What is asked: Below are records; work out how many of their lines contain "학습멘토링" and give only that number.

Stored data
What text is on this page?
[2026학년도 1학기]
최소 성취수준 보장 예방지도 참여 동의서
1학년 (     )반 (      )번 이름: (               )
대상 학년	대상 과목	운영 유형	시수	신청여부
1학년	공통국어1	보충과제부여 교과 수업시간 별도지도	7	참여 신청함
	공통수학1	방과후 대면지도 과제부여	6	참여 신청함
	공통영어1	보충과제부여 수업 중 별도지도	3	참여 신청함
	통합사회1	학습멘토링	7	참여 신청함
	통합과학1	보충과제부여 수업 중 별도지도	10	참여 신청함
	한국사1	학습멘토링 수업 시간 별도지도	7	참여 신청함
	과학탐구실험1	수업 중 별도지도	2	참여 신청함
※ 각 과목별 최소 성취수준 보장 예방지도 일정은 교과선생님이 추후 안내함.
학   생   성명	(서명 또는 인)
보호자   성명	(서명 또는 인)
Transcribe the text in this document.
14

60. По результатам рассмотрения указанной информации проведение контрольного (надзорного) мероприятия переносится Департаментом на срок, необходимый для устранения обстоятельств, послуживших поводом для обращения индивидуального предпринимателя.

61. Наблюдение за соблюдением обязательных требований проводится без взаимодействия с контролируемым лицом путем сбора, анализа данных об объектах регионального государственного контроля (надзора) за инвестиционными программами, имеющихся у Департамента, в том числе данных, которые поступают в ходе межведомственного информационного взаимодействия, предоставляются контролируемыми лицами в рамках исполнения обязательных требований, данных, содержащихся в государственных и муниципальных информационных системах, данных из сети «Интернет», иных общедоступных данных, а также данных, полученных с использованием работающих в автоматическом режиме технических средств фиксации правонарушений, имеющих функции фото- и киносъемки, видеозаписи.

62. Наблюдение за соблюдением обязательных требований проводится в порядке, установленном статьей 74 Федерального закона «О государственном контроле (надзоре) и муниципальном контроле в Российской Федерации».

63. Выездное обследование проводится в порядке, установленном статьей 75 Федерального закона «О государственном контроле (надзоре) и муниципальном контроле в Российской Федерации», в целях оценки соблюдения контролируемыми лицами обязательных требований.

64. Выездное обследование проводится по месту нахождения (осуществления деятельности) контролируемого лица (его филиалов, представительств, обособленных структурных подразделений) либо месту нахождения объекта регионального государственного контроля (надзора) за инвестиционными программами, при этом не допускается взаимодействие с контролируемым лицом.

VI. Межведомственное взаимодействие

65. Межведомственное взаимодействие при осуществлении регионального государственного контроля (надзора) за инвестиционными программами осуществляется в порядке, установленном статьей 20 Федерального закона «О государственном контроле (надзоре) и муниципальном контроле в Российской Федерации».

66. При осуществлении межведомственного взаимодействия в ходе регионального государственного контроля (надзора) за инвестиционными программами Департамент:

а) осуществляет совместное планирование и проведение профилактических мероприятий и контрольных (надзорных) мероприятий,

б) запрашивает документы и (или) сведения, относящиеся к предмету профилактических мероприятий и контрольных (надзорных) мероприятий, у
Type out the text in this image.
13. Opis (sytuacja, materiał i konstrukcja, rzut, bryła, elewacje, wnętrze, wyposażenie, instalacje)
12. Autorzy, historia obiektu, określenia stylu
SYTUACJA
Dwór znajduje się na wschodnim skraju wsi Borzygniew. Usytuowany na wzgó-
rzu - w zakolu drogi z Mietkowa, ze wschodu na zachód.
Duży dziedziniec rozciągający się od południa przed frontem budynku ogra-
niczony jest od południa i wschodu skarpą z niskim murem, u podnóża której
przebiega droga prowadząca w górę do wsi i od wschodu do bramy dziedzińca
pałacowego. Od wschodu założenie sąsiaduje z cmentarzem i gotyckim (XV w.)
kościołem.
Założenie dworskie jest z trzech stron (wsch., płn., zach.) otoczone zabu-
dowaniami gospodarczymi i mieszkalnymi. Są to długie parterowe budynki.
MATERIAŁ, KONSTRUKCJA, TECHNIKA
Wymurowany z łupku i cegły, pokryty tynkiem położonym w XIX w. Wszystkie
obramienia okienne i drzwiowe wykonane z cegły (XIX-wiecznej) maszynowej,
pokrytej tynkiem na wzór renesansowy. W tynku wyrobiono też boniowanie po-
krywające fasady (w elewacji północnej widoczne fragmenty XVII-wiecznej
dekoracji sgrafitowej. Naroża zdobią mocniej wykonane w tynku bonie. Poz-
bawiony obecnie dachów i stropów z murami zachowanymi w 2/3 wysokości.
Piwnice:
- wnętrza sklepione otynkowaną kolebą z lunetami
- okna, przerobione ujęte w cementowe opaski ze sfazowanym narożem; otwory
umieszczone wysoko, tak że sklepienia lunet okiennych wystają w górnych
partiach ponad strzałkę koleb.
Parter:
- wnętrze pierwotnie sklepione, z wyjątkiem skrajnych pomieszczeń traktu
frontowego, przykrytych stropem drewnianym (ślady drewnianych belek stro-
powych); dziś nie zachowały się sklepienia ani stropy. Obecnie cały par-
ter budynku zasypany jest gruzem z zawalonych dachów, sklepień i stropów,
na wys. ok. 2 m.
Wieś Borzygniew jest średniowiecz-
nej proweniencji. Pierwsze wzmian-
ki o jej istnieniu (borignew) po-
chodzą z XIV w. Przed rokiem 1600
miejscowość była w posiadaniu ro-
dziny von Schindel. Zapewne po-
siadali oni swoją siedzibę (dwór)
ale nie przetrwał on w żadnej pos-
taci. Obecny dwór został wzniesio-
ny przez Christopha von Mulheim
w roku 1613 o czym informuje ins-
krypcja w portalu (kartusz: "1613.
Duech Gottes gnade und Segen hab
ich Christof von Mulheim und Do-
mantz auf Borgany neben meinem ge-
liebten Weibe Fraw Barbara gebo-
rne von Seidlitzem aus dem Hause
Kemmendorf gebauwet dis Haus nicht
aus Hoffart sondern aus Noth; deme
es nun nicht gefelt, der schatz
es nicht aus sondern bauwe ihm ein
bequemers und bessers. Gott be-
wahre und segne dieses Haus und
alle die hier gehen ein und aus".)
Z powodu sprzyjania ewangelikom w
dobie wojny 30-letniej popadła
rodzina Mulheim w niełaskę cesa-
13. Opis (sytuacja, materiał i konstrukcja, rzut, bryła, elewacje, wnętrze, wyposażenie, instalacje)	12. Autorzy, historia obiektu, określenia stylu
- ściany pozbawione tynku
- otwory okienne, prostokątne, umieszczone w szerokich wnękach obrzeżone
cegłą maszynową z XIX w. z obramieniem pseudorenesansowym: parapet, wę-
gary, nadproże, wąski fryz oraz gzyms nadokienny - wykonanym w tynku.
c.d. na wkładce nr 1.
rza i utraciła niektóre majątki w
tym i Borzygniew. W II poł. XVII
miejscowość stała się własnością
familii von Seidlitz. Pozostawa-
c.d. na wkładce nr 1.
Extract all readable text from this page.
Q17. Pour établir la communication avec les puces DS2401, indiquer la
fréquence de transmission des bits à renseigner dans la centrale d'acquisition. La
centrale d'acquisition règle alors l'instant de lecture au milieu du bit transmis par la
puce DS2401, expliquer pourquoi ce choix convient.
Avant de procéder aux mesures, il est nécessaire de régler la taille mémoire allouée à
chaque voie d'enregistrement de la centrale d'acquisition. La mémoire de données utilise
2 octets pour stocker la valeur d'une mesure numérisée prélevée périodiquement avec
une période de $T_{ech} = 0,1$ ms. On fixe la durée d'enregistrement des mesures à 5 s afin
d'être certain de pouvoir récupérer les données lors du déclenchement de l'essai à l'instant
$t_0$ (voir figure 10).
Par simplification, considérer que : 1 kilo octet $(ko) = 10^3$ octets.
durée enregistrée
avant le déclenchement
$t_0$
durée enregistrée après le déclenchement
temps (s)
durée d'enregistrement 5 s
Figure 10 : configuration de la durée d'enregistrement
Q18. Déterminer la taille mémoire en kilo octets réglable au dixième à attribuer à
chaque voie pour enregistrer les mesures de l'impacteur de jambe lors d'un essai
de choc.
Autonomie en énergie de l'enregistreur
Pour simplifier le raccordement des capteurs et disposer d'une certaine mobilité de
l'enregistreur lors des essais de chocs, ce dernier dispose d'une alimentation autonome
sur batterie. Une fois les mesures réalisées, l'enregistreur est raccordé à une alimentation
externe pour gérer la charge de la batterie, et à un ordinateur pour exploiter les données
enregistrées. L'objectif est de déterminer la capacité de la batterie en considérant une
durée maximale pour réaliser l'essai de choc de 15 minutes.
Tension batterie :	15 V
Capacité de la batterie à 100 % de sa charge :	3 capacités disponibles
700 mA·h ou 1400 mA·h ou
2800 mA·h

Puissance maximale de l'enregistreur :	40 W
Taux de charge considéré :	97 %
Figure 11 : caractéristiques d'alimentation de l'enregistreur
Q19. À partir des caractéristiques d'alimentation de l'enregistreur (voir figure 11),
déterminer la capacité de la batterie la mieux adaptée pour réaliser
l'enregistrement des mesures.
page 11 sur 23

Result of the exercise: 2